[INFORMATION SUPPLIED start]
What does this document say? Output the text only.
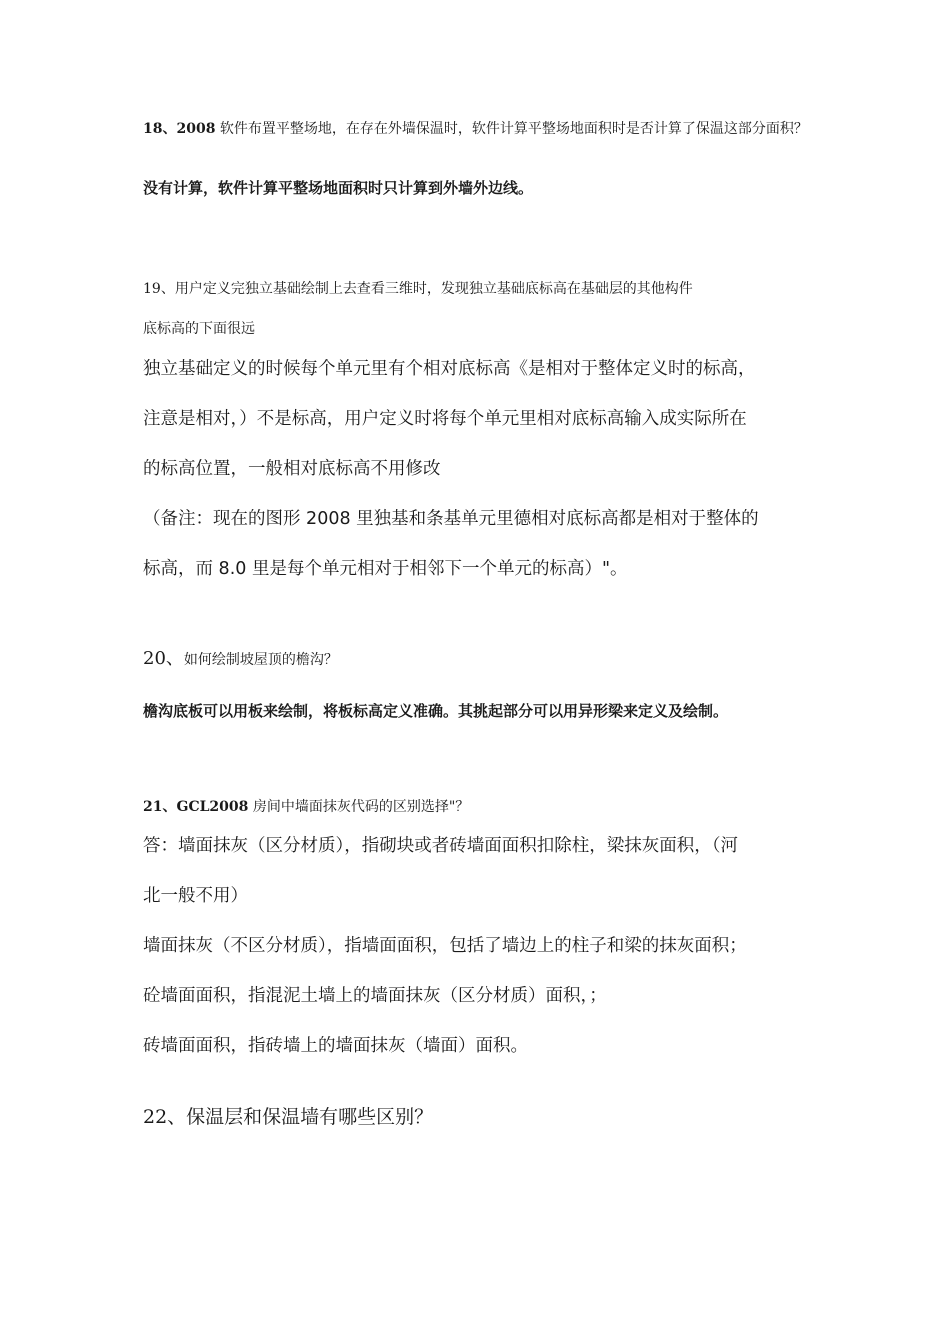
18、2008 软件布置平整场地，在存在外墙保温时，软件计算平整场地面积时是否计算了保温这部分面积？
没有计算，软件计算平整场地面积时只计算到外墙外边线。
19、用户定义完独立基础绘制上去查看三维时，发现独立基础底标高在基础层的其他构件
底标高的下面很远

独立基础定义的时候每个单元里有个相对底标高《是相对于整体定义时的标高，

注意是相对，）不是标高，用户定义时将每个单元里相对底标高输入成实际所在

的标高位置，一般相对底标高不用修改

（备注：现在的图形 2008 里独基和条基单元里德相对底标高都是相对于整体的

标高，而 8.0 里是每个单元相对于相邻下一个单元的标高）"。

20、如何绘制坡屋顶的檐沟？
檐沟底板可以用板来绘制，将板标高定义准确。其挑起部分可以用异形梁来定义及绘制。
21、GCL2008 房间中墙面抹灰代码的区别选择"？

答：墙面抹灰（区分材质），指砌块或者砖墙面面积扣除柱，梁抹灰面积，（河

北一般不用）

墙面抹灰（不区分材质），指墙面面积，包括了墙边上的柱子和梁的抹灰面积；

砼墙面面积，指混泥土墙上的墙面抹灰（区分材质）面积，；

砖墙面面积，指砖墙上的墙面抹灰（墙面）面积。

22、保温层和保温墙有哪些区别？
[INFORMATION SUPPLIED end]
[INFORMATION SUPPLIED start]
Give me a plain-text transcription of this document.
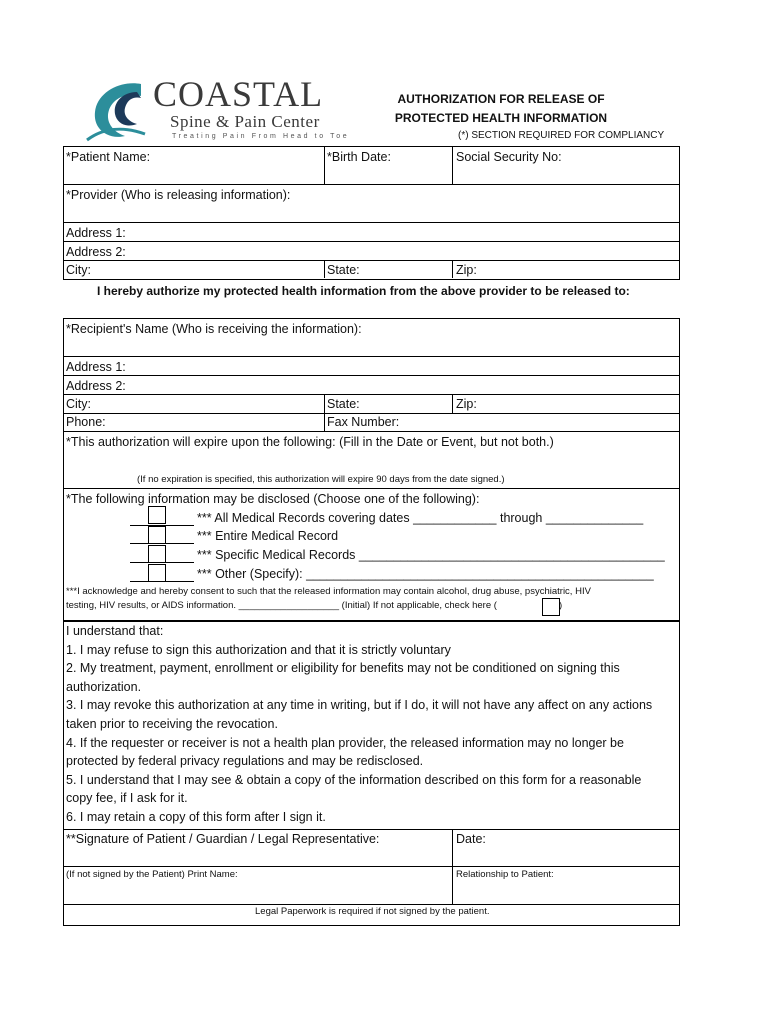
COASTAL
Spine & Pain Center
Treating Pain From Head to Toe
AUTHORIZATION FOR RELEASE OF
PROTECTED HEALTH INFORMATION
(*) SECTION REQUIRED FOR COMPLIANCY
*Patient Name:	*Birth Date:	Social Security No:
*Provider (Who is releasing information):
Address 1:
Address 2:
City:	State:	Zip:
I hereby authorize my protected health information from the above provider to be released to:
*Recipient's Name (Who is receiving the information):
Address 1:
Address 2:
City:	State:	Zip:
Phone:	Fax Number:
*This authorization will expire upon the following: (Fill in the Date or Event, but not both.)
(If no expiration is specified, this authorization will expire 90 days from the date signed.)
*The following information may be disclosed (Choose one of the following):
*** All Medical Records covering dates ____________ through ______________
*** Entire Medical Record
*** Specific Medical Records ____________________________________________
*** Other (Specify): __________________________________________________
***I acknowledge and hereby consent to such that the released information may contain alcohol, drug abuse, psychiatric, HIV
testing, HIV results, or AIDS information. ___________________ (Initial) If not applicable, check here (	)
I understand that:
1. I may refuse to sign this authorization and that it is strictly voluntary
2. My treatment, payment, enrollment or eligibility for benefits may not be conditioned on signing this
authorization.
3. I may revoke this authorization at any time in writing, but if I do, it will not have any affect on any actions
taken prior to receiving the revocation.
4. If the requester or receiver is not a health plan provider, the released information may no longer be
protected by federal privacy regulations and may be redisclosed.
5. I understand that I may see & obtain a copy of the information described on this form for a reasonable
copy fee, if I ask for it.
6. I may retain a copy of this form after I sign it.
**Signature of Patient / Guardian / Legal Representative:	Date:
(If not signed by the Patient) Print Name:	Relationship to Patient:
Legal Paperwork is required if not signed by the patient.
[INFORMATION SUPPLIED end]
WORK REQUIRED →
Gather from the records above every line containing the string "Name".

TASK OUTPUT →
*Patient Name:	*Birth Date:	Social Security No:
*Recipient's Name (Who is receiving the information):
(If not signed by the Patient) Print Name:	Relationship to Patient:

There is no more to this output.